▶ EXERCISE BRIEF
Each entry must be given again exactly; images do not belong in the copy.

▶ Figure record extracts
● ● ●
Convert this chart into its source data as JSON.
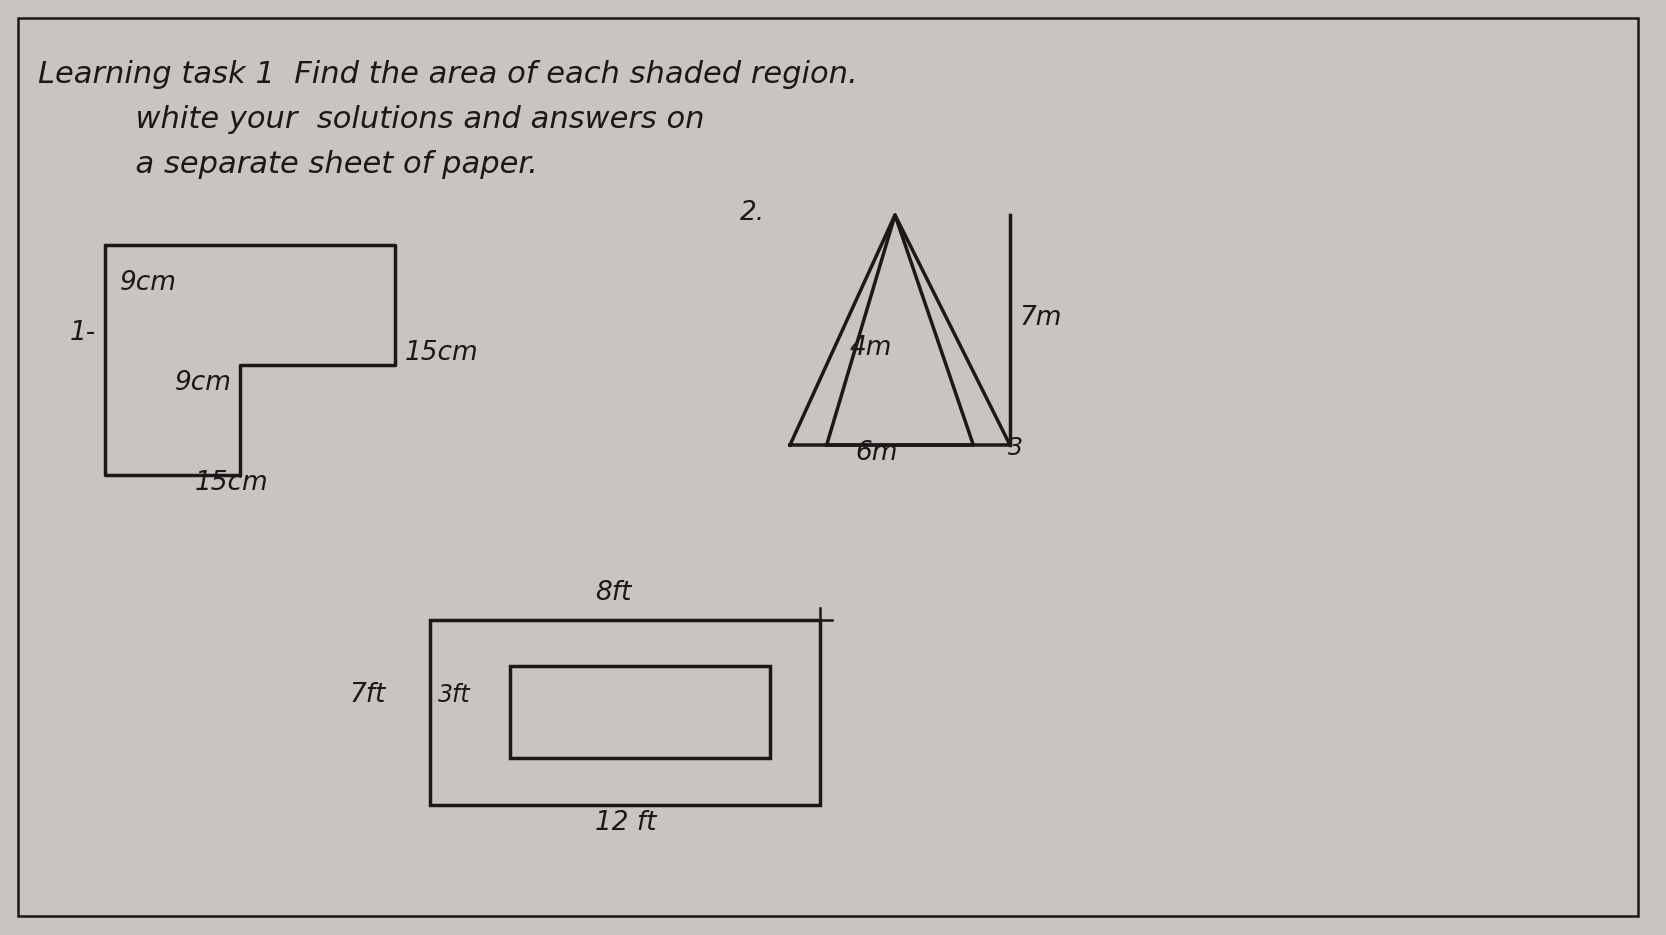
{
  "bg_color": "#c8c4c0",
  "paper_color": "#d4d0cc",
  "ink": "#1a1818",
  "lw": 2.5,
  "fig_w": 16.66,
  "fig_h": 9.35,
  "title1": "Learning task 1  Find the area of each shaded region.",
  "title2": "          white your  solutions and answers on",
  "title3": "          a separate sheet of paper.",
  "shape1_label": "1-",
  "shape1_note1": "9cm",
  "shape1_note2": "9cm",
  "shape1_note3": "15cm",
  "shape1_note4": "15cm",
  "shape2_label": "2.",
  "shape2_note1": "7m",
  "shape2_note2": "4m",
  "shape2_note3": "6m",
  "shape2_note4": "3",
  "shape3_note1": "8ft",
  "shape3_note2": "7ft",
  "shape3_note3": "3ft",
  "shape3_note4": "12 ft"
}
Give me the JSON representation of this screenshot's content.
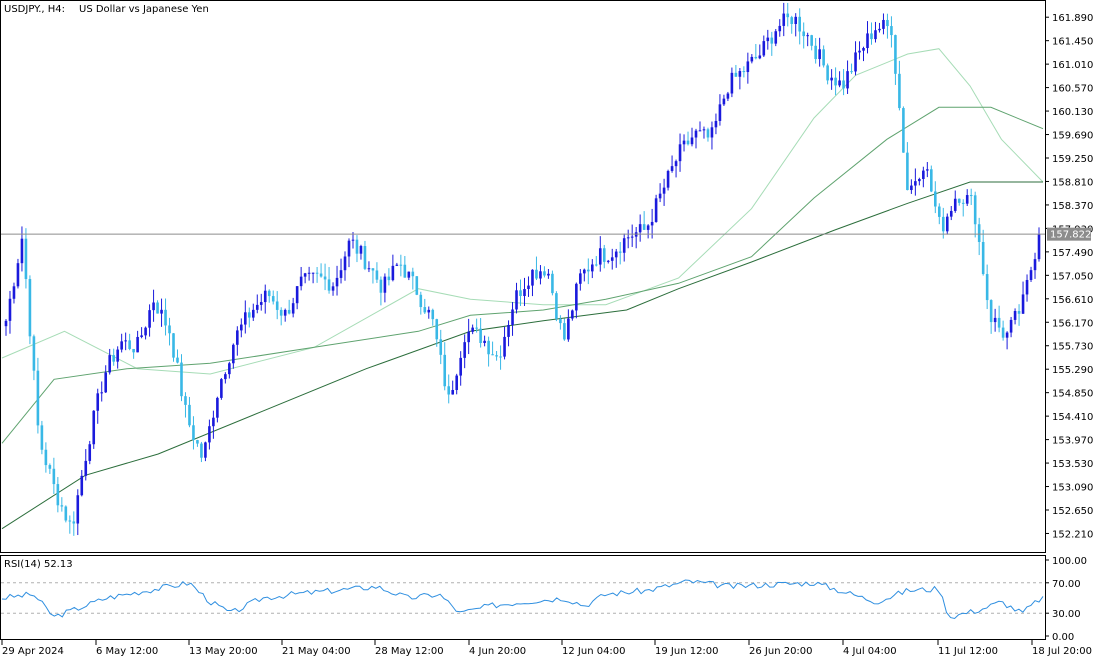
● ● ●
▶ COMPLETED TASK
Convert this chart into its source data as JSON.
{
  "bg_color": "#c8c4c0",
  "paper_color": "#d4d0cc",
  "ink": "#1a1818",
  "lw": 2.5,
  "fig_w": 16.66,
  "fig_h": 9.35,
  "title1": "Learning task 1  Find the area of each shaded region.",
  "title2": "          white your  solutions and answers on",
  "title3": "          a separate sheet of paper.",
  "shape1_label": "1-",
  "shape1_note1": "9cm",
  "shape1_note2": "9cm",
  "shape1_note3": "15cm",
  "shape1_note4": "15cm",
  "shape2_label": "2.",
  "shape2_note1": "7m",
  "shape2_note2": "4m",
  "shape2_note3": "6m",
  "shape2_note4": "3",
  "shape3_note1": "8ft",
  "shape3_note2": "7ft",
  "shape3_note3": "3ft",
  "shape3_note4": "12 ft"
}
Give me the JSON representation of this screenshot's content.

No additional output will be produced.